## RECORDED DATA

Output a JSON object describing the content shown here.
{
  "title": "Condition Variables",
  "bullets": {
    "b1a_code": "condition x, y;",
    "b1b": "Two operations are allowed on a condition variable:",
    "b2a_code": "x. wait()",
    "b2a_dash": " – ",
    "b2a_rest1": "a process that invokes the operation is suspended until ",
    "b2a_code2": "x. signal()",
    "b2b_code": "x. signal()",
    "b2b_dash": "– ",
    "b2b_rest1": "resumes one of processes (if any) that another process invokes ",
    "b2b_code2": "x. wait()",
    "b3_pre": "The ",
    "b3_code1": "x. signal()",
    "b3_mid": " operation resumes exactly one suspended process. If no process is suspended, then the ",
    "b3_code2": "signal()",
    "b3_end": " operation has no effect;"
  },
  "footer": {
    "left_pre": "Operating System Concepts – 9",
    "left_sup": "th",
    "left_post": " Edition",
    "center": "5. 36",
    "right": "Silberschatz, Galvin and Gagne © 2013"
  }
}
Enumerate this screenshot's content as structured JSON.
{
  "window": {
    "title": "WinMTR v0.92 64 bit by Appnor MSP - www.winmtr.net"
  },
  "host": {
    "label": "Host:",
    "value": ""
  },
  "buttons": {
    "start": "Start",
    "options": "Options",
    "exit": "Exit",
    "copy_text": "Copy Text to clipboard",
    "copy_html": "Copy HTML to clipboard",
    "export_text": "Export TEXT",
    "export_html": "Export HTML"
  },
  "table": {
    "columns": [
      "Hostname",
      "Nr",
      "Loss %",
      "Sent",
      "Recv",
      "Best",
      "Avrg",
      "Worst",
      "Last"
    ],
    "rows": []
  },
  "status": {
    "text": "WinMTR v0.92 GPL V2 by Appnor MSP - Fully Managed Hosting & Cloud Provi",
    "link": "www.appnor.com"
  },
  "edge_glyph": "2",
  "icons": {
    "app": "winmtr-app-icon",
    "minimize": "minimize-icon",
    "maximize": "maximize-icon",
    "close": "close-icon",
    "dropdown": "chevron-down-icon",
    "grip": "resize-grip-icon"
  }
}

## REQUEST
Using the data above, output each line exactly.

## ANSWER TO THIS PROBLEM
Output a JSON object describing the content shown here.
{
  "title": "Condition Variables",
  "bullets": {
    "b1a_code": "condition x, y;",
    "b1b": "Two operations are allowed on a condition variable:",
    "b2a_code": "x. wait()",
    "b2a_dash": " – ",
    "b2a_rest1": "a process that invokes the operation is suspended until ",
    "b2a_code2": "x. signal()",
    "b2b_code": "x. signal()",
    "b2b_dash": "– ",
    "b2b_rest1": "resumes one of processes (if any) that another process invokes ",
    "b2b_code2": "x. wait()",
    "b3_pre": "The ",
    "b3_code1": "x. signal()",
    "b3_mid": " operation resumes exactly one suspended process. If no process is suspended, then the ",
    "b3_code2": "signal()",
    "b3_end": " operation has no effect;"
  },
  "footer": {
    "left_pre": "Operating System Concepts – 9",
    "left_sup": "th",
    "left_post": " Edition",
    "center": "5. 36",
    "right": "Silberschatz, Galvin and Gagne © 2013"
  }
}
Enumerate this screenshot's content as structured JSON.
{
  "window": {
    "title": "WinMTR v0.92 64 bit by Appnor MSP - www.winmtr.net"
  },
  "host": {
    "label": "Host:",
    "value": ""
  },
  "buttons": {
    "start": "Start",
    "options": "Options",
    "exit": "Exit",
    "copy_text": "Copy Text to clipboard",
    "copy_html": "Copy HTML to clipboard",
    "export_text": "Export TEXT",
    "export_html": "Export HTML"
  },
  "table": {
    "columns": [
      "Hostname",
      "Nr",
      "Loss %",
      "Sent",
      "Recv",
      "Best",
      "Avrg",
      "Worst",
      "Last"
    ],
    "rows": []
  },
  "status": {
    "text": "WinMTR v0.92 GPL V2 by Appnor MSP - Fully Managed Hosting & Cloud Provi",
    "link": "www.appnor.com"
  },
  "edge_glyph": "2",
  "icons": {
    "app": "winmtr-app-icon",
    "minimize": "minimize-icon",
    "maximize": "maximize-icon",
    "close": "close-icon",
    "dropdown": "chevron-down-icon",
    "grip": "resize-grip-icon"
  }
}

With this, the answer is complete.